• **SOURCE PASSAGE**
↓↓↓
Amazon Timestream : What is it, and why use It?

"Time is but the stream I go a-fishing in." —Henry David Thoreau

How do you capture a relentless stream of data over time? More and more, "time stream" data is becoming important for businesses to track. There are long-standing traditional use cases for time stream data, like tracking stock prices or local weather, and newer use cases such as gathering sensor data from IoT devices. Relational databases aren't the best fit for all jobs, which is why purpose-built databases have been on the rise. Time series data is best captured in a time series database that is optimized for massive scale.

Amazon Timestream (hereafter "Timestream") is a service for capturing time stream data. AWS describes it as a "fast, scalable, serverless time series database". Timestream can handle trillions of events per day, 1,000 times faster than relational databases and at lower cost. Timestream keeps recent data in memory and moves historical data to a storage tier under policies you control. Timestream is serverless, so there's no infrastructure to manage. It automatically scales to adjust capacity to keep up with load.

image.png

You can query what you store in Timestream. The queries will retrieve both in-memory records and records committed to the persistent storage tier. The AWS SDK for .NET provides an AmazonTimestreamWriteClient for writing to tables, and an AmazonTimestreamQueryClient for querying tables.
↑↑↑
• **PROBLEM SET**
a) According to the Timestream passage, how many events per day can Timestream handle?
b) Rewrite the Timestream passage from "Amazon Timestream : What" to "for massive scale.", putting "specialized" in place of "purpose-built".
The rows below have nothing to do with the Timestream passage.

• **RECORDS PROVIDED**
↓↓↓
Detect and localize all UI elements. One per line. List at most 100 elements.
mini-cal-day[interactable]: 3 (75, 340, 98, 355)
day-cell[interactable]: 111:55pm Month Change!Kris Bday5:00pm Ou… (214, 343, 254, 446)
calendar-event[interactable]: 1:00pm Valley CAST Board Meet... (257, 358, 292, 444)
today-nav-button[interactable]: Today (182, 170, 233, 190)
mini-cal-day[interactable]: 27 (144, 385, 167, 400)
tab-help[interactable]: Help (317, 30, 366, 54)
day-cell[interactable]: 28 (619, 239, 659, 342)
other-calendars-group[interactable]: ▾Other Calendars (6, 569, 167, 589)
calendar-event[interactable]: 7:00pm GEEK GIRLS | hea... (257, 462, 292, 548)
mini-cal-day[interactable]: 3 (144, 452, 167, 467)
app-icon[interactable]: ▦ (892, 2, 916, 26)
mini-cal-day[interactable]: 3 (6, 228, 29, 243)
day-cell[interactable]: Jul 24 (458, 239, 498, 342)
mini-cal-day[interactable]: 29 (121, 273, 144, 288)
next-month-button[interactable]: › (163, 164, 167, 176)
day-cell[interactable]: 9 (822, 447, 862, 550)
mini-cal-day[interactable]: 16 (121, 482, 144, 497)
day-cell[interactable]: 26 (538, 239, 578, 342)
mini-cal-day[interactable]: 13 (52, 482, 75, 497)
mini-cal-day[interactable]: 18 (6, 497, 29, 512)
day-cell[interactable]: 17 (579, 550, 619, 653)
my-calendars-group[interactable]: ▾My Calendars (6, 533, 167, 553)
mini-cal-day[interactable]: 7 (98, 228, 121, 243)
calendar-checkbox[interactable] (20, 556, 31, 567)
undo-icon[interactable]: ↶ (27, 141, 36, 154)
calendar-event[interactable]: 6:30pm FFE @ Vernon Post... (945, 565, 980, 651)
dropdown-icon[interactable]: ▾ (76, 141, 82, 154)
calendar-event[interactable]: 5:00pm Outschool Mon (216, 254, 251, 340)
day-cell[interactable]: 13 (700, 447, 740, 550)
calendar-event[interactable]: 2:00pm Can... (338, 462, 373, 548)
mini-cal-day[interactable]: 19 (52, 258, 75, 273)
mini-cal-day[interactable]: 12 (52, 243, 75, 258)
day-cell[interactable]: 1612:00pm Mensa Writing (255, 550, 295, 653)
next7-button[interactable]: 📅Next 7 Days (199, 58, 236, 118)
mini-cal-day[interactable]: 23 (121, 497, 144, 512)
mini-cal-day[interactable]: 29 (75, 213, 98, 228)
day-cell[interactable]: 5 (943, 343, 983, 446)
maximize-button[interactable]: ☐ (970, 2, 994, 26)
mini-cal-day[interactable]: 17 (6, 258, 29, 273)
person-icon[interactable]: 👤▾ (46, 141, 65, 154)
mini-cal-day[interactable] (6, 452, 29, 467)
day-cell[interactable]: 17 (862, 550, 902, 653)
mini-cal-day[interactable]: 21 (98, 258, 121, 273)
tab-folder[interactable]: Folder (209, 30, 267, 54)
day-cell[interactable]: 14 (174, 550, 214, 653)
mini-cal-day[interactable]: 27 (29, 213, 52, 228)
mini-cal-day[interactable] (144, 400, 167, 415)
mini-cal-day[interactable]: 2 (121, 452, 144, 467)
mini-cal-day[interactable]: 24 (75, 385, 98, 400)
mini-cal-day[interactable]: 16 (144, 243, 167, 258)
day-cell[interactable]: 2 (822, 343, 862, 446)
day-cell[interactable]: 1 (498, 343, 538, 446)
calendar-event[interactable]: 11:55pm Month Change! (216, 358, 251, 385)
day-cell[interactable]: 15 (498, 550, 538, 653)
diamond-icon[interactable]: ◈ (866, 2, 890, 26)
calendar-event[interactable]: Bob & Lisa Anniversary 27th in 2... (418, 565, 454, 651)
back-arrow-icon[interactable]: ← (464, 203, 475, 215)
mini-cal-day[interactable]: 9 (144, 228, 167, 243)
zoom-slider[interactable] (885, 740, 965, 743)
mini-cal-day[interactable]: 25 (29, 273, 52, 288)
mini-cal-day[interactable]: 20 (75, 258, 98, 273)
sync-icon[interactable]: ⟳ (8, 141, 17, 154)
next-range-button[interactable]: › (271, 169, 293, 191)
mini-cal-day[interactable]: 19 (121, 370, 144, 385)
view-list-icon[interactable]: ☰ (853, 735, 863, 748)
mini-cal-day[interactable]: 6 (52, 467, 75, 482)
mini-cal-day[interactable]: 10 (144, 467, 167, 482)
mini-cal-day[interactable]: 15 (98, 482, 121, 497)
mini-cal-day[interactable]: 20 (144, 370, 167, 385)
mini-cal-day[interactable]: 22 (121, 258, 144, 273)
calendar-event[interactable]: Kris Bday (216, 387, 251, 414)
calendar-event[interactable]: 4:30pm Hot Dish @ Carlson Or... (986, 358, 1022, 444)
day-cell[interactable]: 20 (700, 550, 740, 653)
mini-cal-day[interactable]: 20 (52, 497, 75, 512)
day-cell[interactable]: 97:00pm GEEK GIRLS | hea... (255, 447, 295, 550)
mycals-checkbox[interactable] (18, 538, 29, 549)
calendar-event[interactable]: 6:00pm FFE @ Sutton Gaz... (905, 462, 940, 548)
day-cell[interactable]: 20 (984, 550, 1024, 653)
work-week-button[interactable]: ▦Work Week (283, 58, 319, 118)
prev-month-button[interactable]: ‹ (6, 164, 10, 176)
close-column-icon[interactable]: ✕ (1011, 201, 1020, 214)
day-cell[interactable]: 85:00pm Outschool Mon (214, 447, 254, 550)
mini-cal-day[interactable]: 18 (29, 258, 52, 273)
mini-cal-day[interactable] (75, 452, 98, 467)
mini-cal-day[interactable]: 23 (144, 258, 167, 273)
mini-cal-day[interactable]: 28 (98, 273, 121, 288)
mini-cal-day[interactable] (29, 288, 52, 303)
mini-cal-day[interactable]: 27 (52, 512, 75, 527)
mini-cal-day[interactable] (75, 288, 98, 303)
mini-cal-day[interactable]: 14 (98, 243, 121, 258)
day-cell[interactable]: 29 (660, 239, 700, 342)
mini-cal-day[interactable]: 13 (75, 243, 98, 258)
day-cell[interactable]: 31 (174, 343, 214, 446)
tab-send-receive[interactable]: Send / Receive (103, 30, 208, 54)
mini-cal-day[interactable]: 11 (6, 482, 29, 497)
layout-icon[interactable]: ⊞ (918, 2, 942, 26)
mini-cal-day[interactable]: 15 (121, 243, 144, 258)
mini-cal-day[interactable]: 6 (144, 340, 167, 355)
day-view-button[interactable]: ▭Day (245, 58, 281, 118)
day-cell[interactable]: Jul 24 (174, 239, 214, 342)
↑↑↑
• **TASK SOLUTIONS**
a) Trillions of events per day.

b)
Amazon Timestream : What is it, and why use It?

"Time is but the stream I go a-fishing in." —Henry David Thoreau

How do you capture a relentless stream of data over time? More and more, "time stream" data is becoming important for businesses to track. There are long-standing traditional use cases for time stream data, like tracking stock prices or local weather, and newer use cases such as gathering sensor data from IoT devices. Relational databases aren't the best fit for all jobs, which is why specialized databases have been on the rise. Time series data is best captured in a time series database that is optimized for massive scale.